> _Work to do_: Exactly as they appear, output all of the entries.

Dataset items:
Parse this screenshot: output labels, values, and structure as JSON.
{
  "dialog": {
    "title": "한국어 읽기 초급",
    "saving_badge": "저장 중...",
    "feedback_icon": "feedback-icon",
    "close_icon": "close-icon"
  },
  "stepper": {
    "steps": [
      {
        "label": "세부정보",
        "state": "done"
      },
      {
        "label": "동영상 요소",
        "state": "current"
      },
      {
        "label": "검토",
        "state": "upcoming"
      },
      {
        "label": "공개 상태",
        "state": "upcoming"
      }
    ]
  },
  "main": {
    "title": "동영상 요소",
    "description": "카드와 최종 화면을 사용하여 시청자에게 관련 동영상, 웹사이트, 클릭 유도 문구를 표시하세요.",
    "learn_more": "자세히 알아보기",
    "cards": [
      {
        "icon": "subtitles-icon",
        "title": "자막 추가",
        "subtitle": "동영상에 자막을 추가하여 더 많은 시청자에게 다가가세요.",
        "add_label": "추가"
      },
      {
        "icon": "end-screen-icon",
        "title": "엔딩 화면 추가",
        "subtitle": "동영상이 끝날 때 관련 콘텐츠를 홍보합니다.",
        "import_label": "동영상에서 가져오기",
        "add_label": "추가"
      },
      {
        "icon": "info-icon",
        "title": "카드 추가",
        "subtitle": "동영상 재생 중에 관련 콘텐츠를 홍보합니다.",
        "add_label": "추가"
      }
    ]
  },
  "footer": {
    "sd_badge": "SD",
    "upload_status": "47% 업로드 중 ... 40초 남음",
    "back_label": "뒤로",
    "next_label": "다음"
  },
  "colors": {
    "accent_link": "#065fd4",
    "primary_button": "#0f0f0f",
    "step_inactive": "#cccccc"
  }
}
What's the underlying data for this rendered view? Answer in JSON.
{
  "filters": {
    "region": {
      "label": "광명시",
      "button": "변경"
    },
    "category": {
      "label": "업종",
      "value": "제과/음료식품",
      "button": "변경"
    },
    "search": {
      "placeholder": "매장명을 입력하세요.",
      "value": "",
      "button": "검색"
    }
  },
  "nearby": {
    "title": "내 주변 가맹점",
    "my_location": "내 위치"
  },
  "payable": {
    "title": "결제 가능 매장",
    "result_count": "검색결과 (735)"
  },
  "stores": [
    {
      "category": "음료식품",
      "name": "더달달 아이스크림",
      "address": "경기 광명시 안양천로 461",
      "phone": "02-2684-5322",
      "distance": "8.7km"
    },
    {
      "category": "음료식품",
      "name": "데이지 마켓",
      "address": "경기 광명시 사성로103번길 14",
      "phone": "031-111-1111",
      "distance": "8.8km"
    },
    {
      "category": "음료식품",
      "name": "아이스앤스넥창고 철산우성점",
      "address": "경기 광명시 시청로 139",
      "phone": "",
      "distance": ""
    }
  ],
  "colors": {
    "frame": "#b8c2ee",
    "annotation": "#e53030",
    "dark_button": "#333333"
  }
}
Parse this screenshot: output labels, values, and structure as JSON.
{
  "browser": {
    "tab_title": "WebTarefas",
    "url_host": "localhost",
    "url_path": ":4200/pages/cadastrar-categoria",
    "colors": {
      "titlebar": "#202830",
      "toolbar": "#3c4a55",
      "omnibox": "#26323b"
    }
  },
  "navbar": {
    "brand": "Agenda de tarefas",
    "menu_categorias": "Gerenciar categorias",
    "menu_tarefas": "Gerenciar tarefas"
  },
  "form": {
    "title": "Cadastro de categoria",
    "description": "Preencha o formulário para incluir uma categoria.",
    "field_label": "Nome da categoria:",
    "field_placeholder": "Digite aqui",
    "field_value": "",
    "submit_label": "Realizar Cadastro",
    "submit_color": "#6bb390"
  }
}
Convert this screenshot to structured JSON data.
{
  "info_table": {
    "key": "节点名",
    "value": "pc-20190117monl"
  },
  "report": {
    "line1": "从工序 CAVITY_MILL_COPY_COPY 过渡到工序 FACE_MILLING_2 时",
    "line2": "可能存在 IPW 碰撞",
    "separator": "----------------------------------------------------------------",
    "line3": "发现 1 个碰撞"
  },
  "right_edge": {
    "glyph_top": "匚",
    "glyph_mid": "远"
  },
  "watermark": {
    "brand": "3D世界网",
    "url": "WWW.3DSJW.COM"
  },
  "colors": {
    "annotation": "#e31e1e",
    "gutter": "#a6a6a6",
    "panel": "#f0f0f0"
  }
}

> _Task solution_:
Parse this screenshot: output labels, values, and structure as JSON.
{
  "dialog": {
    "title": "한국어 읽기 초급",
    "saving_badge": "저장 중...",
    "feedback_icon": "feedback-icon",
    "close_icon": "close-icon"
  },
  "stepper": {
    "steps": [
      {
        "label": "세부정보",
        "state": "done"
      },
      {
        "label": "동영상 요소",
        "state": "current"
      },
      {
        "label": "검토",
        "state": "upcoming"
      },
      {
        "label": "공개 상태",
        "state": "upcoming"
      }
    ]
  },
  "main": {
    "title": "동영상 요소",
    "description": "카드와 최종 화면을 사용하여 시청자에게 관련 동영상, 웹사이트, 클릭 유도 문구를 표시하세요.",
    "learn_more": "자세히 알아보기",
    "cards": [
      {
        "icon": "subtitles-icon",
        "title": "자막 추가",
        "subtitle": "동영상에 자막을 추가하여 더 많은 시청자에게 다가가세요.",
        "add_label": "추가"
      },
      {
        "icon": "end-screen-icon",
        "title": "엔딩 화면 추가",
        "subtitle": "동영상이 끝날 때 관련 콘텐츠를 홍보합니다.",
        "import_label": "동영상에서 가져오기",
        "add_label": "추가"
      },
      {
        "icon": "info-icon",
        "title": "카드 추가",
        "subtitle": "동영상 재생 중에 관련 콘텐츠를 홍보합니다.",
        "add_label": "추가"
      }
    ]
  },
  "footer": {
    "sd_badge": "SD",
    "upload_status": "47% 업로드 중 ... 40초 남음",
    "back_label": "뒤로",
    "next_label": "다음"
  },
  "colors": {
    "accent_link": "#065fd4",
    "primary_button": "#0f0f0f",
    "step_inactive": "#cccccc"
  }
}
What's the underlying data for this rendered view? Answer in JSON.
{
  "filters": {
    "region": {
      "label": "광명시",
      "button": "변경"
    },
    "category": {
      "label": "업종",
      "value": "제과/음료식품",
      "button": "변경"
    },
    "search": {
      "placeholder": "매장명을 입력하세요.",
      "value": "",
      "button": "검색"
    }
  },
  "nearby": {
    "title": "내 주변 가맹점",
    "my_location": "내 위치"
  },
  "payable": {
    "title": "결제 가능 매장",
    "result_count": "검색결과 (735)"
  },
  "stores": [
    {
      "category": "음료식품",
      "name": "더달달 아이스크림",
      "address": "경기 광명시 안양천로 461",
      "phone": "02-2684-5322",
      "distance": "8.7km"
    },
    {
      "category": "음료식품",
      "name": "데이지 마켓",
      "address": "경기 광명시 사성로103번길 14",
      "phone": "031-111-1111",
      "distance": "8.8km"
    },
    {
      "category": "음료식품",
      "name": "아이스앤스넥창고 철산우성점",
      "address": "경기 광명시 시청로 139",
      "phone": "",
      "distance": ""
    }
  ],
  "colors": {
    "frame": "#b8c2ee",
    "annotation": "#e53030",
    "dark_button": "#333333"
  }
}
Parse this screenshot: output labels, values, and structure as JSON.
{
  "browser": {
    "tab_title": "WebTarefas",
    "url_host": "localhost",
    "url_path": ":4200/pages/cadastrar-categoria",
    "colors": {
      "titlebar": "#202830",
      "toolbar": "#3c4a55",
      "omnibox": "#26323b"
    }
  },
  "navbar": {
    "brand": "Agenda de tarefas",
    "menu_categorias": "Gerenciar categorias",
    "menu_tarefas": "Gerenciar tarefas"
  },
  "form": {
    "title": "Cadastro de categoria",
    "description": "Preencha o formulário para incluir uma categoria.",
    "field_label": "Nome da categoria:",
    "field_placeholder": "Digite aqui",
    "field_value": "",
    "submit_label": "Realizar Cadastro",
    "submit_color": "#6bb390"
  }
}
Convert this screenshot to structured JSON data.
{
  "info_table": {
    "key": "节点名",
    "value": "pc-20190117monl"
  },
  "report": {
    "line1": "从工序 CAVITY_MILL_COPY_COPY 过渡到工序 FACE_MILLING_2 时",
    "line2": "可能存在 IPW 碰撞",
    "separator": "----------------------------------------------------------------",
    "line3": "发现 1 个碰撞"
  },
  "right_edge": {
    "glyph_top": "匚",
    "glyph_mid": "远"
  },
  "watermark": {
    "brand": "3D世界网",
    "url": "WWW.3DSJW.COM"
  },
  "colors": {
    "annotation": "#e31e1e",
    "gutter": "#a6a6a6",
    "panel": "#f0f0f0"
  }
}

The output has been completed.